- **PROBLEM DESCRIPTION**
Give back the full listing verbatim, apart from its images.

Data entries
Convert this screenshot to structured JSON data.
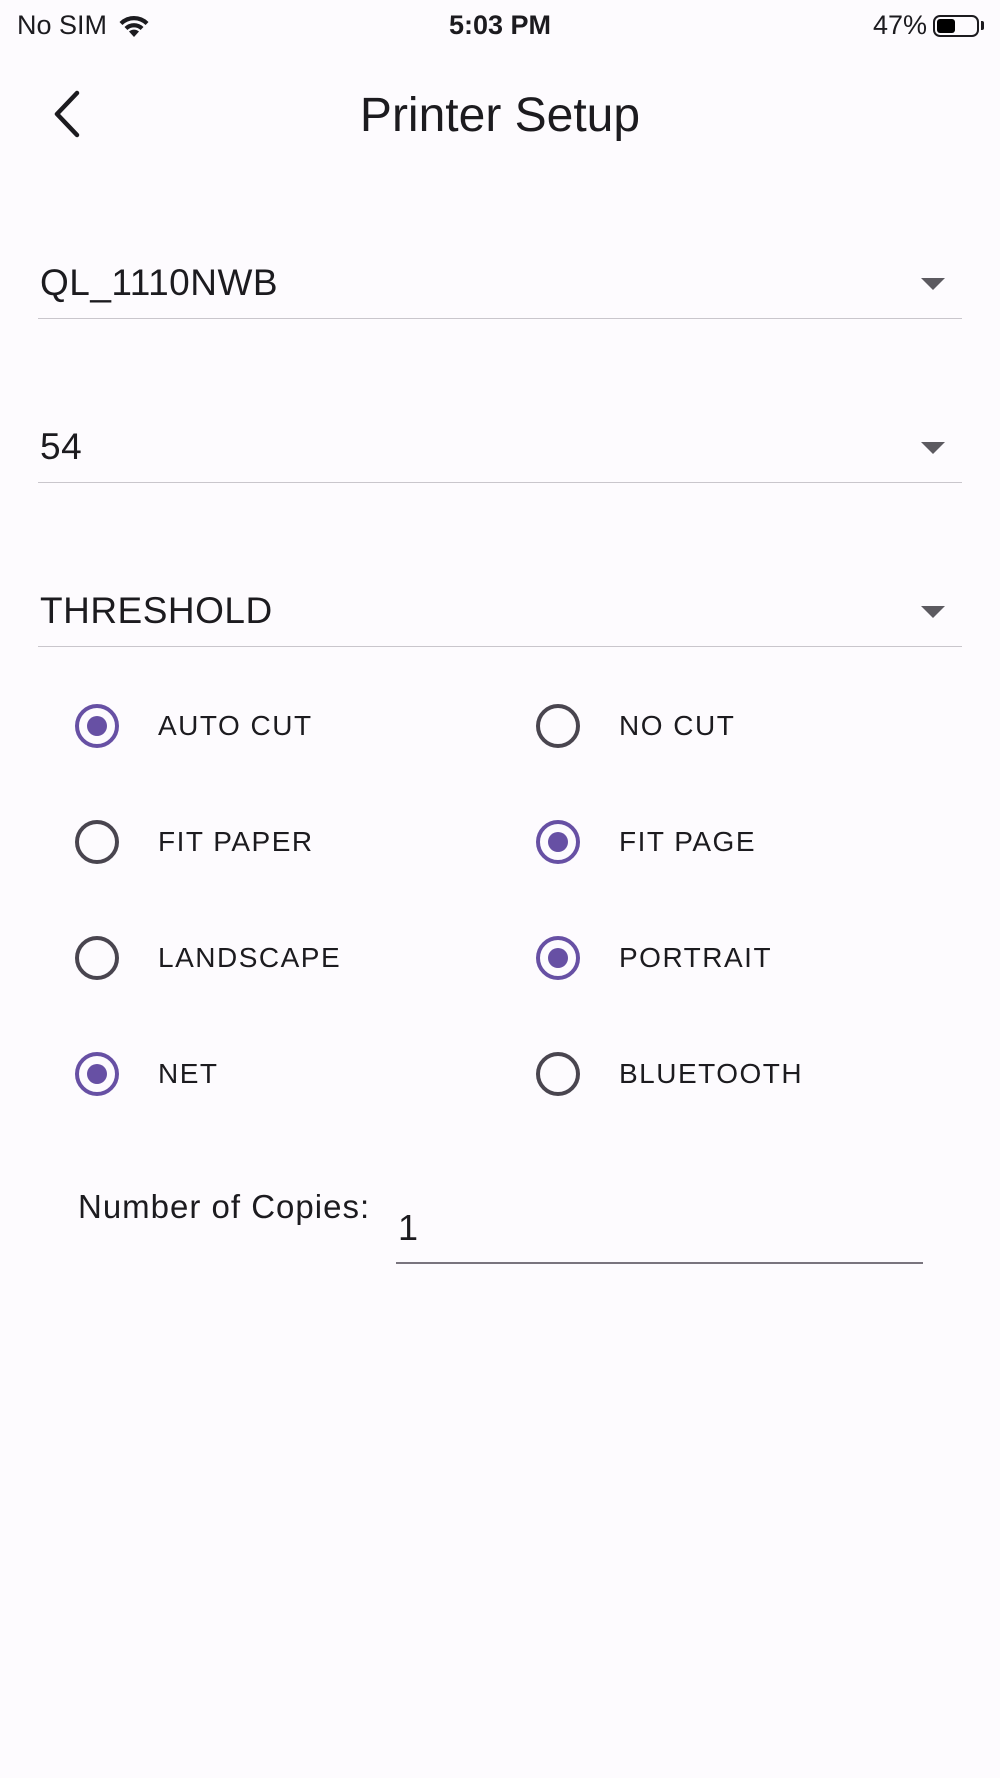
{
  "status_bar": {
    "carrier": "No SIM",
    "time": "5:03 PM",
    "battery_percent": "47%",
    "battery_level": 0.47,
    "wifi_icon": "wifi-icon",
    "battery_icon": "battery-icon"
  },
  "app_bar": {
    "title": "Printer Setup",
    "back_icon": "chevron-left-icon"
  },
  "dropdowns": {
    "printer_model": "QL_1110NWB",
    "label_size": "54",
    "print_mode": "THRESHOLD"
  },
  "options": {
    "auto_cut": {
      "label": "AUTO CUT",
      "checked": true
    },
    "no_cut": {
      "label": "NO CUT",
      "checked": false
    },
    "fit_paper": {
      "label": "FIT PAPER",
      "checked": false
    },
    "fit_page": {
      "label": "FIT PAGE",
      "checked": true
    },
    "landscape": {
      "label": "LANDSCAPE",
      "checked": false
    },
    "portrait": {
      "label": "PORTRAIT",
      "checked": true
    },
    "net": {
      "label": "NET",
      "checked": true
    },
    "bluetooth": {
      "label": "BLUETOOTH",
      "checked": false
    }
  },
  "copies": {
    "label": "Number of Copies:",
    "value": "1"
  },
  "colors": {
    "accent": "#6750a4",
    "background": "#fdfbfe",
    "text": "#1c1b1f"
  }
}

- **RESPONSE FOR THIS EXERCISE**
Convert this screenshot to structured JSON data.
{
  "status_bar": {
    "carrier": "No SIM",
    "time": "5:03 PM",
    "battery_percent": "47%",
    "battery_level": 0.47,
    "wifi_icon": "wifi-icon",
    "battery_icon": "battery-icon"
  },
  "app_bar": {
    "title": "Printer Setup",
    "back_icon": "chevron-left-icon"
  },
  "dropdowns": {
    "printer_model": "QL_1110NWB",
    "label_size": "54",
    "print_mode": "THRESHOLD"
  },
  "options": {
    "auto_cut": {
      "label": "AUTO CUT",
      "checked": true
    },
    "no_cut": {
      "label": "NO CUT",
      "checked": false
    },
    "fit_paper": {
      "label": "FIT PAPER",
      "checked": false
    },
    "fit_page": {
      "label": "FIT PAGE",
      "checked": true
    },
    "landscape": {
      "label": "LANDSCAPE",
      "checked": false
    },
    "portrait": {
      "label": "PORTRAIT",
      "checked": true
    },
    "net": {
      "label": "NET",
      "checked": true
    },
    "bluetooth": {
      "label": "BLUETOOTH",
      "checked": false
    }
  },
  "copies": {
    "label": "Number of Copies:",
    "value": "1"
  },
  "colors": {
    "accent": "#6750a4",
    "background": "#fdfbfe",
    "text": "#1c1b1f"
  }
}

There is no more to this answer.